Search the listing below for the string "Halifax" and copy every line where it occurs.

— start Supplied information —

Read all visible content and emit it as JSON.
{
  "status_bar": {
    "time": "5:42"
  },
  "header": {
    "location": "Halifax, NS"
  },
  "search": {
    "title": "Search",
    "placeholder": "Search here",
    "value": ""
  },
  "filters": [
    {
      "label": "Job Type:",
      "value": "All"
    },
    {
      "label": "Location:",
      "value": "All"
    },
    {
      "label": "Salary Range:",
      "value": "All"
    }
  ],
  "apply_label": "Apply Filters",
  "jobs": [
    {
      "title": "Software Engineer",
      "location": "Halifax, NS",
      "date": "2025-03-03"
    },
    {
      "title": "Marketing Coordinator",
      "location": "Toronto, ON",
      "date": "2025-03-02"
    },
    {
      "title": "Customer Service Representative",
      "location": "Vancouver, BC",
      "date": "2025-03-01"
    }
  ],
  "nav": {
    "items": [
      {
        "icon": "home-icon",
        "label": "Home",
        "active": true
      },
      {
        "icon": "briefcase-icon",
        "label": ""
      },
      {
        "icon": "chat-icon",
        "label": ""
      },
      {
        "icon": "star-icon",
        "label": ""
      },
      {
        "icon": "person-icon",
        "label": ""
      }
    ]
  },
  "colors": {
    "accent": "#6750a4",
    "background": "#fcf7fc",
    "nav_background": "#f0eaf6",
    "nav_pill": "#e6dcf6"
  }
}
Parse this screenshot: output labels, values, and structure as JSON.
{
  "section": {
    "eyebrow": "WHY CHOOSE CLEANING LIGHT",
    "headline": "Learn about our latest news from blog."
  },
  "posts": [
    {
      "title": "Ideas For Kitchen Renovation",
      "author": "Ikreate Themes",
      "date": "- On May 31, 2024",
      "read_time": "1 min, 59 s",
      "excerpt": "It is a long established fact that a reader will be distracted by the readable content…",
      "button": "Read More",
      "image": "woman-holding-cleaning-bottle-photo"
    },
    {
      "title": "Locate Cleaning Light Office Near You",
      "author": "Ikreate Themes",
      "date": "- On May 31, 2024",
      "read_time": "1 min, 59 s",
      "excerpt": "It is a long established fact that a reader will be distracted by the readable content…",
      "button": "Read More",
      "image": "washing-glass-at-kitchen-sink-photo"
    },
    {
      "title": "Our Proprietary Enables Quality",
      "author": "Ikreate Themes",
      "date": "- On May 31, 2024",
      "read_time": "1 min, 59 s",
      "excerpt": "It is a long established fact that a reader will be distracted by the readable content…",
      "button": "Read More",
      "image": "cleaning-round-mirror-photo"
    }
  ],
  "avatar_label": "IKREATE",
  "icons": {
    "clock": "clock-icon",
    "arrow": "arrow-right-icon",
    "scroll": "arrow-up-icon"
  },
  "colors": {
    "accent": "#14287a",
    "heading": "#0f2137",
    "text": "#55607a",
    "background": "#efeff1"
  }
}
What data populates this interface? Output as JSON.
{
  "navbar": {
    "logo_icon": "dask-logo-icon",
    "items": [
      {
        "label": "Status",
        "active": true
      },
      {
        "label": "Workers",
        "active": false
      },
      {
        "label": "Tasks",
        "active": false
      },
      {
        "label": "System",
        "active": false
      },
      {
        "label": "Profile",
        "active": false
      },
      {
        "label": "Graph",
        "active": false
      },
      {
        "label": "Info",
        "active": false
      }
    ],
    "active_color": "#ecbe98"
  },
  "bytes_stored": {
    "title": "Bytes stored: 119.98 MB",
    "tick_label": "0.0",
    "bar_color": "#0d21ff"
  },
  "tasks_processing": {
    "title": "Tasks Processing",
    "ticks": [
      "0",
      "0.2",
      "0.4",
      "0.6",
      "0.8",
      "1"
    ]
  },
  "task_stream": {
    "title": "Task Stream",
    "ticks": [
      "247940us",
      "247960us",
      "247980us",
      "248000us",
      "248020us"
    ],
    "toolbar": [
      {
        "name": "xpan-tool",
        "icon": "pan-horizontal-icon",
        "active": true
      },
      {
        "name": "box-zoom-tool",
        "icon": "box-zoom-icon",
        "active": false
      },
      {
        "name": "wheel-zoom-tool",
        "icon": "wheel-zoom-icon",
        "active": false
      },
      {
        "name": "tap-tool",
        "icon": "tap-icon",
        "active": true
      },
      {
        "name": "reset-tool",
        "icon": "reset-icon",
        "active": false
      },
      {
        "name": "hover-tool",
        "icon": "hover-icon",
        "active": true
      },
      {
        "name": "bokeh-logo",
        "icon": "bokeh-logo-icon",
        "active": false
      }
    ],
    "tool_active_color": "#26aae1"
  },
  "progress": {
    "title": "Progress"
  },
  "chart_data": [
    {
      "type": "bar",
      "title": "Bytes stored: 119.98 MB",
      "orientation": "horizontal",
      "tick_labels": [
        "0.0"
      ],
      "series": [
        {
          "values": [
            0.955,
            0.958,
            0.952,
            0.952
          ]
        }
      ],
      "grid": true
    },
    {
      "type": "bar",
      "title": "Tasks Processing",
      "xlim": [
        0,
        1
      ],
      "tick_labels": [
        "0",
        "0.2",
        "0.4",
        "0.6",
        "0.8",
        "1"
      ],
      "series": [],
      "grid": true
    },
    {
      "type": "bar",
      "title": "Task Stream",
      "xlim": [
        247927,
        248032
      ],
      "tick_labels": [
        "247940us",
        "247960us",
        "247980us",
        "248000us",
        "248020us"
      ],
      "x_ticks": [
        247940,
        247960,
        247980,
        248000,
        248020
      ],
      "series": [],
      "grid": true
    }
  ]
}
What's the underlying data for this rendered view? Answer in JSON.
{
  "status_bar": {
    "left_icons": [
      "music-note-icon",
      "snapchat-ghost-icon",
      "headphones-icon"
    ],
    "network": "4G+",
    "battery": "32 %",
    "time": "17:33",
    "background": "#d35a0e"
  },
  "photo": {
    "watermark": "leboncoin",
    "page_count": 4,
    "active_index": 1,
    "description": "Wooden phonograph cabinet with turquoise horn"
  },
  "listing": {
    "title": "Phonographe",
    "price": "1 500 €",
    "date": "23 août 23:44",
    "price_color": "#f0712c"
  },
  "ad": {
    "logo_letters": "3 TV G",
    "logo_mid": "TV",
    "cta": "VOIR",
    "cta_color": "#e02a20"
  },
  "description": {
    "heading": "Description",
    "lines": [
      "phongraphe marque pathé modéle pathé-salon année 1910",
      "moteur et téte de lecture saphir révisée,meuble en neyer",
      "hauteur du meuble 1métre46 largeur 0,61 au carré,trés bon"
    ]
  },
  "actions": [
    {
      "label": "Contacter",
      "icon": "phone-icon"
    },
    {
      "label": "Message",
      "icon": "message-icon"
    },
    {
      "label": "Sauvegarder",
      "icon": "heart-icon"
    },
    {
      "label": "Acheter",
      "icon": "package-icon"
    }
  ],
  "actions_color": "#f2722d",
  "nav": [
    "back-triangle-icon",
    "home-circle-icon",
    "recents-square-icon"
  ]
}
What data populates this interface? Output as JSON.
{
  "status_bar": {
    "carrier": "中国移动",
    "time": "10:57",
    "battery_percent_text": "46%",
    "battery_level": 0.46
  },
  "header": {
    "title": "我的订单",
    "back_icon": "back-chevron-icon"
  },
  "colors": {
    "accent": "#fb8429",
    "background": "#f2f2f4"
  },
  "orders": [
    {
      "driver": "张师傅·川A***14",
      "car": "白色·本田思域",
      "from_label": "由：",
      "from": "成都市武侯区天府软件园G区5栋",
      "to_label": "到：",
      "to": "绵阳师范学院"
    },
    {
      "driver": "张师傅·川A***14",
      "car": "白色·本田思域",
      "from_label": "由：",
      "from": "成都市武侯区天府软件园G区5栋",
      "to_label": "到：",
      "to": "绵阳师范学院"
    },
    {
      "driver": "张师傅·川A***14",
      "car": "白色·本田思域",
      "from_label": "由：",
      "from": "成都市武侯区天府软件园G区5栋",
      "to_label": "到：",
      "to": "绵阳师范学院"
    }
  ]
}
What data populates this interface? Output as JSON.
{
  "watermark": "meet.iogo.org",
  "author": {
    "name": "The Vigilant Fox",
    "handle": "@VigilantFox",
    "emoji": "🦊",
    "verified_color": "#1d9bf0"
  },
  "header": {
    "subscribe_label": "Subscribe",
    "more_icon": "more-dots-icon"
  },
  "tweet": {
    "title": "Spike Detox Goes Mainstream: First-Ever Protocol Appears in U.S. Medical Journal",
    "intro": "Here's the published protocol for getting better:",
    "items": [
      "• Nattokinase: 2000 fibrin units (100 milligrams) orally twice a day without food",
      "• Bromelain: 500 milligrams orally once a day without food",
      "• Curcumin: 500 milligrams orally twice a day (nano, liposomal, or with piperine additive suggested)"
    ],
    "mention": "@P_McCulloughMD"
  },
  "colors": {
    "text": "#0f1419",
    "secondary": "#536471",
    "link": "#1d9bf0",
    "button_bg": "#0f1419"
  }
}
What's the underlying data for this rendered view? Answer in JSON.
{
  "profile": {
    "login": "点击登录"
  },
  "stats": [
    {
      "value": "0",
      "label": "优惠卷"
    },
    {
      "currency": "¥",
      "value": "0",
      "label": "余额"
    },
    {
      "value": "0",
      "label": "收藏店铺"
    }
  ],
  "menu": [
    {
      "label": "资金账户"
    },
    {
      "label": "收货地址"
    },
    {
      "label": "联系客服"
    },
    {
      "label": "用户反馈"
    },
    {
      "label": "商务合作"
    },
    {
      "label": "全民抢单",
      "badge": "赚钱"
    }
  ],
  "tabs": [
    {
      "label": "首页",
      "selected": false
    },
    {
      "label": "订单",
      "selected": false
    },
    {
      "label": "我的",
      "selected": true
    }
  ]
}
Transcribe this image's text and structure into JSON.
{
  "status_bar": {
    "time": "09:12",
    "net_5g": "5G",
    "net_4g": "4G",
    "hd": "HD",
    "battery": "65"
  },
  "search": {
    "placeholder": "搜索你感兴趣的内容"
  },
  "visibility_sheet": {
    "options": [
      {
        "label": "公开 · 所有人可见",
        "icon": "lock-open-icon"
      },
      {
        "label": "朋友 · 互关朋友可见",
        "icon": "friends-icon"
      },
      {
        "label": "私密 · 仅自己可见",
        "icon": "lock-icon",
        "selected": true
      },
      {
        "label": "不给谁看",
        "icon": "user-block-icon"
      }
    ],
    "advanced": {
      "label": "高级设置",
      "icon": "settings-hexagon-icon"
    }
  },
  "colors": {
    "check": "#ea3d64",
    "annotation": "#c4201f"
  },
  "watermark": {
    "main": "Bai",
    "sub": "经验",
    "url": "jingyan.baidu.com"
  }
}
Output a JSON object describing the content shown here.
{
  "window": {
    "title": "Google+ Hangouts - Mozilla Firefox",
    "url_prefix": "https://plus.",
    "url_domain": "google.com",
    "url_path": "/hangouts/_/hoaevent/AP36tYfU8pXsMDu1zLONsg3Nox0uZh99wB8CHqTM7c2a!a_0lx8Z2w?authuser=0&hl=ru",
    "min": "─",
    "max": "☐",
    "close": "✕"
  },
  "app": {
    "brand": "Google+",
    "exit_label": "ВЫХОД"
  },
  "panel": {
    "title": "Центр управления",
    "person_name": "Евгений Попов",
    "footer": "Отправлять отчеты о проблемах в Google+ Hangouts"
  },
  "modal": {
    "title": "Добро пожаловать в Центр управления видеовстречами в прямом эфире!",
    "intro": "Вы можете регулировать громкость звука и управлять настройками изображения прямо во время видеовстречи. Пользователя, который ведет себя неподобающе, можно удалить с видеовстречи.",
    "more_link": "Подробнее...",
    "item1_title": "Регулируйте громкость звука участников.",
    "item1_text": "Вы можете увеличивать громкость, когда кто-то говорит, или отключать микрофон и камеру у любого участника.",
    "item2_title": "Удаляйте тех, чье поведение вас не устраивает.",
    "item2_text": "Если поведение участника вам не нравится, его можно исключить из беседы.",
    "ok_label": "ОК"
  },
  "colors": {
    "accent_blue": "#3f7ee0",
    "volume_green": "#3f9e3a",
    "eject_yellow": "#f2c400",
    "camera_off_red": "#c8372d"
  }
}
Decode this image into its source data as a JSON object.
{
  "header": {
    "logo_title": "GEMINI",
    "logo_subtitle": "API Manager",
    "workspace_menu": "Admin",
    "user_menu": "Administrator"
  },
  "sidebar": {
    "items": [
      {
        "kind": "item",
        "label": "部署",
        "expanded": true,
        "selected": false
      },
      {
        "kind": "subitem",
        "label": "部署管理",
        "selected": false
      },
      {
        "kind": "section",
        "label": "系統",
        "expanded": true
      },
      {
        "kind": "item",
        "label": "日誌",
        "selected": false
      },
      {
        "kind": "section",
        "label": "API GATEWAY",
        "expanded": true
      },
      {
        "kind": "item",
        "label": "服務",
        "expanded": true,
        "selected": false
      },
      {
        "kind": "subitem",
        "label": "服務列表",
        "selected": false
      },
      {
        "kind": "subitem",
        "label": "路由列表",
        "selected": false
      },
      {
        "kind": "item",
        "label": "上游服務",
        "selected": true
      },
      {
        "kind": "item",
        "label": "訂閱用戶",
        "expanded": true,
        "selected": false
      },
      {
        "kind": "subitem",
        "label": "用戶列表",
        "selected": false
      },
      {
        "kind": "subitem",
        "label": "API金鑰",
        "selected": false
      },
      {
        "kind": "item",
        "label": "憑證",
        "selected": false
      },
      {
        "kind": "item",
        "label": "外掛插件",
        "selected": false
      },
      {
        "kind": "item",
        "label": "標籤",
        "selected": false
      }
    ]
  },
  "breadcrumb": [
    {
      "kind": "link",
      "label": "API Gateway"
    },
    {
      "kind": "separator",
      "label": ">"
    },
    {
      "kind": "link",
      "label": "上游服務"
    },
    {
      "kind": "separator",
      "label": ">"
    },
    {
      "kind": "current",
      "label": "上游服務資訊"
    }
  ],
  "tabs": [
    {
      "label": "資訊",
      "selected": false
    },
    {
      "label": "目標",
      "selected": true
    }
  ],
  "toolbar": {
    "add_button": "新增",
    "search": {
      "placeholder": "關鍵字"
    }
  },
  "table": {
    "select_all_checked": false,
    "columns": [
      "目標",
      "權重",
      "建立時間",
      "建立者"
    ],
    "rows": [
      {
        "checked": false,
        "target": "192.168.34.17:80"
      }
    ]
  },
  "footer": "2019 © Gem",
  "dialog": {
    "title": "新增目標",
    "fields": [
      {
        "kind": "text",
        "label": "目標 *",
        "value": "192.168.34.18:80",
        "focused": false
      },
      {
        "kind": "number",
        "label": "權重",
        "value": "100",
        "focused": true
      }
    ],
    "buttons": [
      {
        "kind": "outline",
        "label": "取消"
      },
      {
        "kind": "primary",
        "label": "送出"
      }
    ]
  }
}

— end Supplied information —

Response to this exercise »
    "location": "Halifax, NS"
      "location": "Halifax, NS",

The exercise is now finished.